REQUIREMENTS: Exactly repeat the material, dropping every picture from the copy.

Dataset records on visual material

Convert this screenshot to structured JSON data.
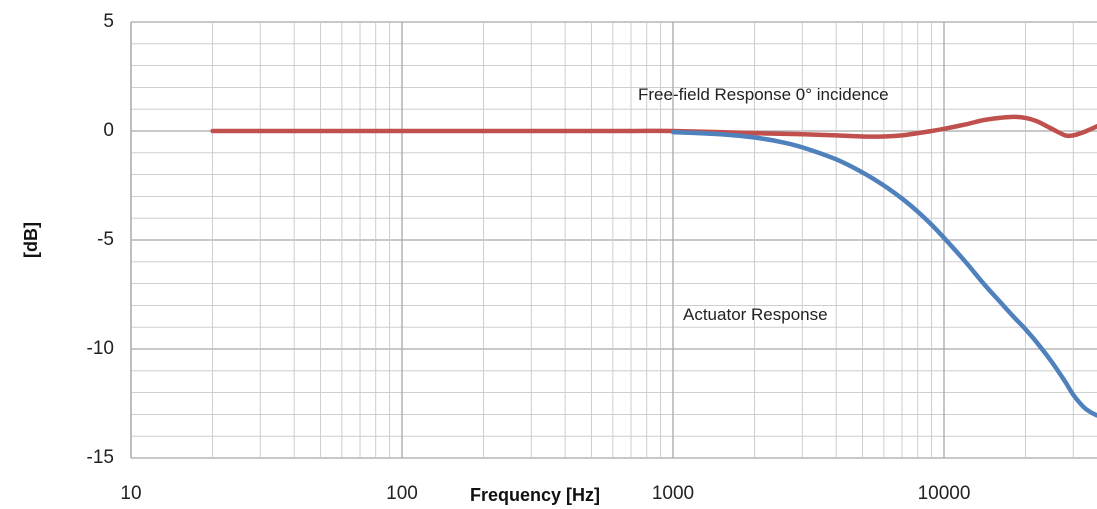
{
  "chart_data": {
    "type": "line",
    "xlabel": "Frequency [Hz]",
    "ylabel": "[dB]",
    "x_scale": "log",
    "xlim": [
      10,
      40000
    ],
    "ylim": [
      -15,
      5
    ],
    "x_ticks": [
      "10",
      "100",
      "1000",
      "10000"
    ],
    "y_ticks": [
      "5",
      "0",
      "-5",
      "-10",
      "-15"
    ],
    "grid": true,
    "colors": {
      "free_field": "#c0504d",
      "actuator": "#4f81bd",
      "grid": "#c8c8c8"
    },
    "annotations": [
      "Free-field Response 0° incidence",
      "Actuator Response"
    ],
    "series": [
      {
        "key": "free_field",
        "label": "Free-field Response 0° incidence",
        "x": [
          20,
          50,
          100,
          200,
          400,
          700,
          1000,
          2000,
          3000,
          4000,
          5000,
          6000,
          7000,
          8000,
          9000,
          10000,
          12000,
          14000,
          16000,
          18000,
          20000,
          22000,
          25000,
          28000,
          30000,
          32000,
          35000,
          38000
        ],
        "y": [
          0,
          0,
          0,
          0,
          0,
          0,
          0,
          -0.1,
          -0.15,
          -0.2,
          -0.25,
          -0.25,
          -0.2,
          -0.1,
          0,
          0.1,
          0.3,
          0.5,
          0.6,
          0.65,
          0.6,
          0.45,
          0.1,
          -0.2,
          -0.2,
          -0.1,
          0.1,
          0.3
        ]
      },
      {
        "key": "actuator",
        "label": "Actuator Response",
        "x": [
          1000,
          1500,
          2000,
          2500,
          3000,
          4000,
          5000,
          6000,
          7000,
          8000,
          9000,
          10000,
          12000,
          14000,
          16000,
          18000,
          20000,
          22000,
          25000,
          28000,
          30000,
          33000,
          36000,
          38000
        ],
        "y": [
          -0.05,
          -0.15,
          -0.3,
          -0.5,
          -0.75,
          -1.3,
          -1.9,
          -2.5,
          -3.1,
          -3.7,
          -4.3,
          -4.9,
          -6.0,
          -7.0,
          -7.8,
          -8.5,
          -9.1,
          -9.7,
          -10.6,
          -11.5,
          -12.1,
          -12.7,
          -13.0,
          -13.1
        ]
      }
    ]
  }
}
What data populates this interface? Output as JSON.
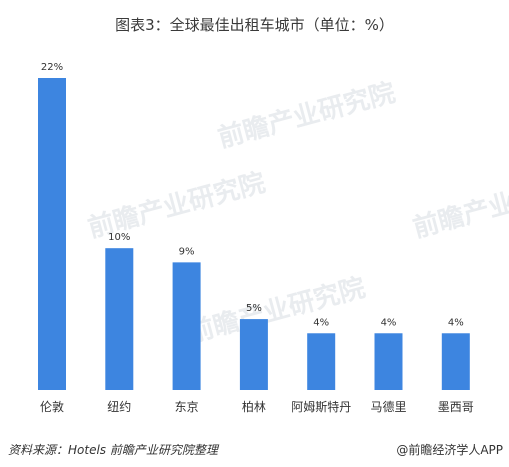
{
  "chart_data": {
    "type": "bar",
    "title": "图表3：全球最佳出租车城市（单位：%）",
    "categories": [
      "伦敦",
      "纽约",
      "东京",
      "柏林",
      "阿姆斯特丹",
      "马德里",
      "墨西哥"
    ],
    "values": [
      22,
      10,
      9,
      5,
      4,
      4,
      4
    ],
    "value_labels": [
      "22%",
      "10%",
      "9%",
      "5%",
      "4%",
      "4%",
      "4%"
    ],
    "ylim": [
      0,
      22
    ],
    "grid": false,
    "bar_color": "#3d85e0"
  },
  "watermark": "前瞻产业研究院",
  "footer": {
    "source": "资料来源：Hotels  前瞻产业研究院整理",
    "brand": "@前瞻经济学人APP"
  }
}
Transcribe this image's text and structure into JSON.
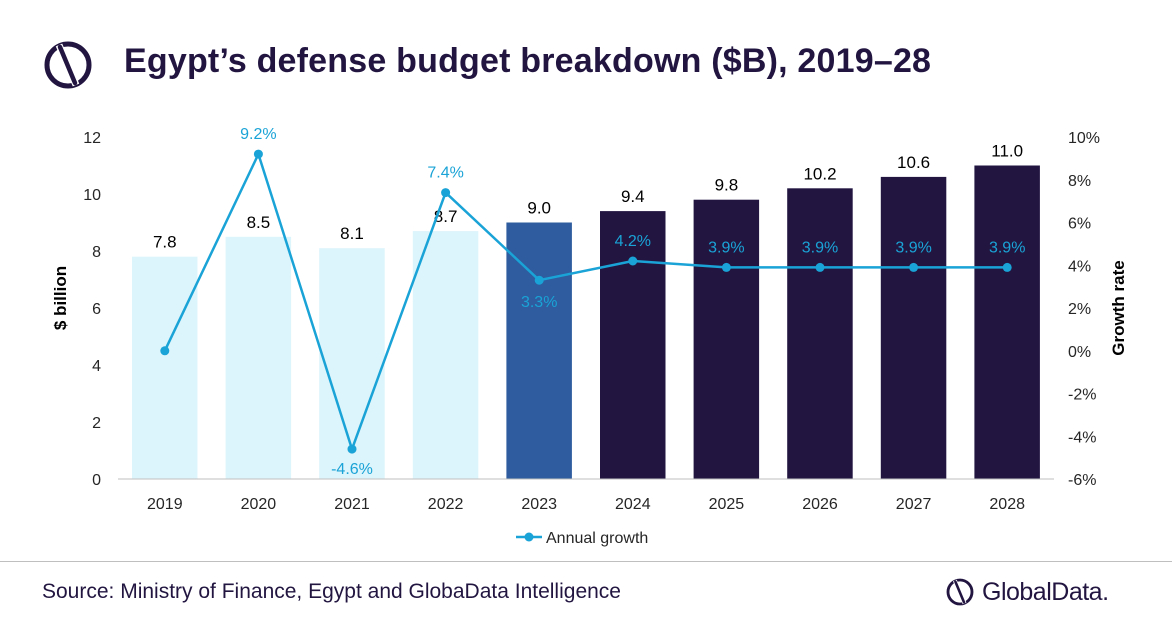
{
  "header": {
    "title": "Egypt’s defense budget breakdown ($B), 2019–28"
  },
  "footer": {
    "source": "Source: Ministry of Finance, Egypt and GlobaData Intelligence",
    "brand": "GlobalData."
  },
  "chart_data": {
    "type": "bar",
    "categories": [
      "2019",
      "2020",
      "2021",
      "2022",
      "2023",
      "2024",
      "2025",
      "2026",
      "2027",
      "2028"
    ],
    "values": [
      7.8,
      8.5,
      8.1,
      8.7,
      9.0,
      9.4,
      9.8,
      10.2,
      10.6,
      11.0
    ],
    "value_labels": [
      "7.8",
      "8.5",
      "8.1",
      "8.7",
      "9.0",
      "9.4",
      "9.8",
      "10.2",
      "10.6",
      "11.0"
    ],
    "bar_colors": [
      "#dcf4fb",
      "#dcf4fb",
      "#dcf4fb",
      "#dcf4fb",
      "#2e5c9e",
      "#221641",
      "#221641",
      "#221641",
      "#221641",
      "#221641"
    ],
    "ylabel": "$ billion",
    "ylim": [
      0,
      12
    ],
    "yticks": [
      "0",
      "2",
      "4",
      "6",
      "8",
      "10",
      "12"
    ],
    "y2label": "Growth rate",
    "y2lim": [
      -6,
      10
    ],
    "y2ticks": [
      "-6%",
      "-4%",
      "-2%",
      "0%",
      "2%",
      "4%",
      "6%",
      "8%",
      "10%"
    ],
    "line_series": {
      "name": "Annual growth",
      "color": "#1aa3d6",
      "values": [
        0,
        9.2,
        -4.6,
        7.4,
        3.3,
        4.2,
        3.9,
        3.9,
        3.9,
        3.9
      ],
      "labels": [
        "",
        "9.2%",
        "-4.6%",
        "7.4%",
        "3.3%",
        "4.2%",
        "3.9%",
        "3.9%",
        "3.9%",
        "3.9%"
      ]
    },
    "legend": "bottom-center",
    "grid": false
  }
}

SOLVED EXERCISE:
Convert this screenshot to structured JSON data.
{
  "chart_data": {
    "type": "line",
    "xlabel": "Frequency [Hz]",
    "ylabel": "[dB]",
    "x_scale": "log",
    "xlim": [
      10,
      40000
    ],
    "ylim": [
      -15,
      5
    ],
    "x_ticks": [
      "10",
      "100",
      "1000",
      "10000"
    ],
    "y_ticks": [
      "5",
      "0",
      "-5",
      "-10",
      "-15"
    ],
    "grid": true,
    "colors": {
      "free_field": "#c0504d",
      "actuator": "#4f81bd",
      "grid": "#c8c8c8"
    },
    "annotations": [
      "Free-field Response 0° incidence",
      "Actuator Response"
    ],
    "series": [
      {
        "key": "free_field",
        "label": "Free-field Response 0° incidence",
        "x": [
          20,
          50,
          100,
          200,
          400,
          700,
          1000,
          2000,
          3000,
          4000,
          5000,
          6000,
          7000,
          8000,
          9000,
          10000,
          12000,
          14000,
          16000,
          18000,
          20000,
          22000,
          25000,
          28000,
          30000,
          32000,
          35000,
          38000
        ],
        "y": [
          0,
          0,
          0,
          0,
          0,
          0,
          0,
          -0.1,
          -0.15,
          -0.2,
          -0.25,
          -0.25,
          -0.2,
          -0.1,
          0,
          0.1,
          0.3,
          0.5,
          0.6,
          0.65,
          0.6,
          0.45,
          0.1,
          -0.2,
          -0.2,
          -0.1,
          0.1,
          0.3
        ]
      },
      {
        "key": "actuator",
        "label": "Actuator Response",
        "x": [
          1000,
          1500,
          2000,
          2500,
          3000,
          4000,
          5000,
          6000,
          7000,
          8000,
          9000,
          10000,
          12000,
          14000,
          16000,
          18000,
          20000,
          22000,
          25000,
          28000,
          30000,
          33000,
          36000,
          38000
        ],
        "y": [
          -0.05,
          -0.15,
          -0.3,
          -0.5,
          -0.75,
          -1.3,
          -1.9,
          -2.5,
          -3.1,
          -3.7,
          -4.3,
          -4.9,
          -6.0,
          -7.0,
          -7.8,
          -8.5,
          -9.1,
          -9.7,
          -10.6,
          -11.5,
          -12.1,
          -12.7,
          -13.0,
          -13.1
        ]
      }
    ]
  }
}
What data populates this interface? Output as JSON.
{
  "chart_data": {
    "type": "bar",
    "title": "图表3：全球最佳出租车城市（单位：%）",
    "categories": [
      "伦敦",
      "纽约",
      "东京",
      "柏林",
      "阿姆斯特丹",
      "马德里",
      "墨西哥"
    ],
    "values": [
      22,
      10,
      9,
      5,
      4,
      4,
      4
    ],
    "value_labels": [
      "22%",
      "10%",
      "9%",
      "5%",
      "4%",
      "4%",
      "4%"
    ],
    "ylim": [
      0,
      22
    ],
    "grid": false,
    "bar_color": "#3d85e0"
  },
  "watermark": "前瞻产业研究院",
  "footer": {
    "source": "资料来源：Hotels  前瞻产业研究院整理",
    "brand": "@前瞻经济学人APP"
  }
}
Transcribe this image's text and structure into JSON.
{
  "header": {
    "title": "Egypt’s defense budget breakdown ($B), 2019–28"
  },
  "footer": {
    "source": "Source: Ministry of Finance, Egypt and GlobaData Intelligence",
    "brand": "GlobalData."
  },
  "chart_data": {
    "type": "bar",
    "categories": [
      "2019",
      "2020",
      "2021",
      "2022",
      "2023",
      "2024",
      "2025",
      "2026",
      "2027",
      "2028"
    ],
    "values": [
      7.8,
      8.5,
      8.1,
      8.7,
      9.0,
      9.4,
      9.8,
      10.2,
      10.6,
      11.0
    ],
    "value_labels": [
      "7.8",
      "8.5",
      "8.1",
      "8.7",
      "9.0",
      "9.4",
      "9.8",
      "10.2",
      "10.6",
      "11.0"
    ],
    "bar_colors": [
      "#dcf4fb",
      "#dcf4fb",
      "#dcf4fb",
      "#dcf4fb",
      "#2e5c9e",
      "#221641",
      "#221641",
      "#221641",
      "#221641",
      "#221641"
    ],
    "ylabel": "$ billion",
    "ylim": [
      0,
      12
    ],
    "yticks": [
      "0",
      "2",
      "4",
      "6",
      "8",
      "10",
      "12"
    ],
    "y2label": "Growth rate",
    "y2lim": [
      -6,
      10
    ],
    "y2ticks": [
      "-6%",
      "-4%",
      "-2%",
      "0%",
      "2%",
      "4%",
      "6%",
      "8%",
      "10%"
    ],
    "line_series": {
      "name": "Annual growth",
      "color": "#1aa3d6",
      "values": [
        0,
        9.2,
        -4.6,
        7.4,
        3.3,
        4.2,
        3.9,
        3.9,
        3.9,
        3.9
      ],
      "labels": [
        "",
        "9.2%",
        "-4.6%",
        "7.4%",
        "3.3%",
        "4.2%",
        "3.9%",
        "3.9%",
        "3.9%",
        "3.9%"
      ]
    },
    "legend": "bottom-center",
    "grid": false
  }
}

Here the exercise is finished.